*Esercizi*:
a) Riporta la parte del brano che comincia con "E’ in libreria" e va avanti fino a "una presentazione dell’opera.", scambiando "capitano" con "commissario".
b) Prosegui il brano sul nuovo libro di Tiziana Viganò a partire dal punto in cui termina.

*Brano*:
────────────────

E’ in libreria da oggi, giovedì 4 febbraio, e negli store on line, il nuovo libro di Tiziana Viganò, intitolato “Quando il delitto è arte”, edito da Golem Edizioni, che vede il ritorno del capitano Adelio Rusconi.

Qual è il confine tra essere vittima e diventare carnefice? Chi è davvero colpevole, quando storie di violenze e di abusi segnano nel profondo, senza rimedio, per sempre? Un killer diabolico e intelligente metterà a dura prova il capitano Adelio Rusconi e la sua squadra, come si legge in una presentazione dell’opera.
La trama di “Quando il delitto è arte” è ricca di intrecci, colpi di scena e depistaggi, oltre che di richiami all’arte accompagnata da un’analisi approfondita dei protagonisti, secondo un particolare lavoro dell’autrice, che spiega: “Tutta la storia è un invito a riflettere sui labili confini tra il Bene e il Male, con la maiuscola. Una personalità così disturbata da arrivare ad uccidere, non nasce per caso, è il risultato di genetica, di ambiente dove è cresciuto, delle esperienze negative che ha subito”.

────────────────

*Estratto del dataset*:

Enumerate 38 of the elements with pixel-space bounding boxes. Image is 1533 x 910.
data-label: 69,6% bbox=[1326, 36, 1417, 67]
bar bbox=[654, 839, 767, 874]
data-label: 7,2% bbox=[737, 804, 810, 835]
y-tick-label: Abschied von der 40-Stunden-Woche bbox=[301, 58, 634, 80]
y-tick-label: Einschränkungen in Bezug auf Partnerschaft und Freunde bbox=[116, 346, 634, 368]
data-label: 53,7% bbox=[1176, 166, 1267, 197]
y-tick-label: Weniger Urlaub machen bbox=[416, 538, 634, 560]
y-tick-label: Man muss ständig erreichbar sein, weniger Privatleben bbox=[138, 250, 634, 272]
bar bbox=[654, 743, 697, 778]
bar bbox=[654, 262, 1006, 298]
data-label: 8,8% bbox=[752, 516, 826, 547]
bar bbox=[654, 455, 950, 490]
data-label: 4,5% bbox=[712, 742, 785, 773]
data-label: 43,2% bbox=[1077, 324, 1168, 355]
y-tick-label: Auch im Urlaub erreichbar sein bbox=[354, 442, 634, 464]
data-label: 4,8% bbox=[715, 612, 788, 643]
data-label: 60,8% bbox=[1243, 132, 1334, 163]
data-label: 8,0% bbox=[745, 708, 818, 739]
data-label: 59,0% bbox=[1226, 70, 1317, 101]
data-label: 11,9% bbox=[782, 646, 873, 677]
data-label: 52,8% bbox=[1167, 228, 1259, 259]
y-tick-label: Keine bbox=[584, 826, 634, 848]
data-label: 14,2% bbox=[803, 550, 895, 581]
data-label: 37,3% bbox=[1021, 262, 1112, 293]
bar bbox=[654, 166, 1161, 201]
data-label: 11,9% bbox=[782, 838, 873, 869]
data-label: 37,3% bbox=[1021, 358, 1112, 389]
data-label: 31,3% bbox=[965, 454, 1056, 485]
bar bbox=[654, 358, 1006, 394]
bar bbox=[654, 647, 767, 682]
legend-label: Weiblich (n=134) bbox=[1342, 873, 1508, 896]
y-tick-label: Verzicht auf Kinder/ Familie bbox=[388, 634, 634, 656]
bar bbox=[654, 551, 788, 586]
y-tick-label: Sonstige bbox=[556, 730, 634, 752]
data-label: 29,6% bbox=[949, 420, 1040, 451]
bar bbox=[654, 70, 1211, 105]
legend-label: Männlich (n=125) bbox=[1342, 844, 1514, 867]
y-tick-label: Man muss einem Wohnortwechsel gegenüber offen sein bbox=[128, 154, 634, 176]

────────────────

*Esercizi svolti*:
a)
E’ in libreria da oggi, giovedì 4 febbraio, e negli store on line, il nuovo libro di Tiziana Viganò, intitolato “Quando il delitto è arte”, edito da Golem Edizioni, che vede il ritorno del commissario Adelio Rusconi.

Qual è il confine tra essere vittima e diventare carnefice? Chi è davvero colpevole, quando storie di violenze e di abusi segnano nel profondo, senza rimedio, per sempre? Un killer diabolico e intelligente metterà a dura prova il commissario Adelio Rusconi e la sua squadra, come si legge in una presentazione dell’opera.

b)
Questo è il secondo romanzo di Tiziana Viganò con protagonista Adelio Rusconi, già apparso in “Sinfonia nera in quattro tempi” (Youcanprint, 2016). Ma in questa vicenda sarà un Rusconi diverso, più maturo e infelice.
Sfondo della storia la città di Legnano, nell’hinterland milanese.